## What you need to do
A – In the biography of Charles William Gordon, what city did he complete his theological training in?
B – Pick up the biography of Charles William Gordon after its last sentence and keep writing it.

## Supplied text
>>>>>
Canadian novelist (1860–1937)

Charles William Gordon, CMG (September 13, 1860 – October 31, 1937), also known as Ralph Connor, was a Canadian novelist, using the Connor pen name while maintaining his status as a church leader, first in the Presbyterian and later the United Church in Canada.

Gordon was born in Glengarry County, Canada West. He was the son of Rev. Daniel Gordon and Mary Robertson Gordon. His father was a Free Church of Scotland Missionary in Upper Canada. While at Knox College, Gordon was inspired by a lecture given by Superintendent Robertson about the challenges in the West, leading him to pursue his summer mission work there, and ultimately to spend his life on reform and mission work in Western Canada. Gordon's views were largely shaped by Robertson, who believed that the settlers' lax attitudes towards irregular church services and lukewarm spirituality could only be remedied by missionaries. Gordon felt called to be one of these missionaries and establish not only churches, but Christian social and moral reform in Western Canada. To this end, Gordon completed his theological training in Edinburgh, Scotland, where he was even further affirmed in his desire to bring the church to Western Canada. The theological atmosphere in Scotland during the 1870s and 1880s was increasingly liberal. This movement towards harmonizing traditional Christian doctrine with modern advancements, such as science and evolution, greatly appealed to Gordon. He became an influential proponent of social reform in the West, as well as for the union of the churches. The union, which resulted in the formation of the United Church of Canada in the 1920s, was a response to the increasing liberalization and secularization growing in prevalence especially in Canada.
<<<<<
## Data lines
>>>>>
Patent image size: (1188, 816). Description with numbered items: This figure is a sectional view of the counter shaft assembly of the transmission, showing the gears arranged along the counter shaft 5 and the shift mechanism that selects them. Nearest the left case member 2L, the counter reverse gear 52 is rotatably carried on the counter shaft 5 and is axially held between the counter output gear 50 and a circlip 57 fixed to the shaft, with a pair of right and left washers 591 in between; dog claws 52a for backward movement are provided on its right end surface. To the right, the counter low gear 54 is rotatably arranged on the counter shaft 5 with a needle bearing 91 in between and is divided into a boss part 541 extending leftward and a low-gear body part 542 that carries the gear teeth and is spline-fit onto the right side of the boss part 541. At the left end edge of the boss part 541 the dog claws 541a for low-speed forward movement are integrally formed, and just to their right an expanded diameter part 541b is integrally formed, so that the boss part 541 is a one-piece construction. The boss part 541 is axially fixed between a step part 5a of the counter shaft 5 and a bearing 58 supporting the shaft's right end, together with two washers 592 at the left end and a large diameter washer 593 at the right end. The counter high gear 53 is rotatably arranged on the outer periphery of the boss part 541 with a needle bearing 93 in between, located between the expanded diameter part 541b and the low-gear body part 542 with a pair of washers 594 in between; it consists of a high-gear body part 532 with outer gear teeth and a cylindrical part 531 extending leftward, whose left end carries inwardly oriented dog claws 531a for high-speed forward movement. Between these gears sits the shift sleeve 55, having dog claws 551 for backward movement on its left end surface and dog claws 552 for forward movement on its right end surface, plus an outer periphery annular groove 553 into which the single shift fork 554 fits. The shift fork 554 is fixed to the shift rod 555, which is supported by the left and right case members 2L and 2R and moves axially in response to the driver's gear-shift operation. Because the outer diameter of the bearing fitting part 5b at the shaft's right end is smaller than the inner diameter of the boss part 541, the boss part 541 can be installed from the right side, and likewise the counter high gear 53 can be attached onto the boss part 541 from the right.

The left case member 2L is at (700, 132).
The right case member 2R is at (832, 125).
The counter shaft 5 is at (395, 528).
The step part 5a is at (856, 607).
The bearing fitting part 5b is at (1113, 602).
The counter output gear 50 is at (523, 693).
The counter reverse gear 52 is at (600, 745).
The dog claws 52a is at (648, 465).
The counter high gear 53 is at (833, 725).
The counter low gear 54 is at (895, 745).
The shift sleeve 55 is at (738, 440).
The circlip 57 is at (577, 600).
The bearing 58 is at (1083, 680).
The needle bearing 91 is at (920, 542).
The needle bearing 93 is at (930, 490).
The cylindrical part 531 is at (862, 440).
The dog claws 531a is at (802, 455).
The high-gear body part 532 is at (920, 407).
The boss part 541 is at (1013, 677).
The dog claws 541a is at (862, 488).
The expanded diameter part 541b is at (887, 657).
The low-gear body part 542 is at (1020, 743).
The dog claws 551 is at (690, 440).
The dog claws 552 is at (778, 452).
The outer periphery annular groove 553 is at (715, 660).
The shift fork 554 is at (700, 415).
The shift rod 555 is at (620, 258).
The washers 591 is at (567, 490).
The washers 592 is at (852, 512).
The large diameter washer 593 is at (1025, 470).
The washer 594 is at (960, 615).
<<<<<
## Written answers
A – Edinburgh, Scotland.

B –
Gordon's views of Western Canada were intricately connected to his views of religion and Christianity. His social and reform work were rooted in his call to ministry and his desire to see Canada united both in faith and in Nation.

The difficulties on the mission fields of the Canadian West were motivating factors for his fiction writing, and he successfully had many of his writings published and sold.

== Personal life ==

=== Family history ===
Charles William Gordon's parents were Rev. Daniel Gordon (1822–1910) and Mary Gordon (née Robertson; d. 1890).

Glengarry County, Ontario, where Charles would be born, was backwoods country, situated on the St. Lawrence River, and composed of Scottish immigrants. It was characterized by the Scottish virtues of religion, hard-work, and stern Calvinism, but with the addition of wry wit and a passion for theological debates. It was these theological debates that led to the division of the Presbyterian Church. In 1843, dissenters in the established Presbyterian Church of Scotland (the Auld Kirk), seceded and formed the Free Church of Scotland. It was this new Free Church that upheld the goal to send missionaries to Canada. The dissension affected several Presbyterian congregations in Glengarry County, most prominently the Free Church congregation at Indian Lands (named for the original land tracts which were leased from St. Regis Mohawk Tribe), led by Rev. Daniel Gordon since 1853. Rev. Daniel Gordon had a reputation as a fiery Highland preacher who inspired both fear and awe with his sermons on sin and the final judgement. Daniel Gordon's passion was animated by his very strong belief in the spirit world, but his greatest passion was the "Love of the Cross." As Charles said of his own father, "Not one of all the great preachers I have known could ever thrill my soul as could my father when I was a little lad."

A strict disciplinarian, Daniel Gordon ruled with respect and rarely had to resort to punishing his children. His frequent absences, however, as he traveled to other Parishes, meant that the duty of discipline fell to his wife, Mary. In his autobiography, Charles Gordon remembered that his mother's discipline was mild but never failed to fill him with remorse: after chastising, she would make her children kneel in prayer with her. As Gordon described, "no matter how filled with anger my heart might be, before the prayer was ended the love and grief in her voice and the tears in her eyes never failed to break me up."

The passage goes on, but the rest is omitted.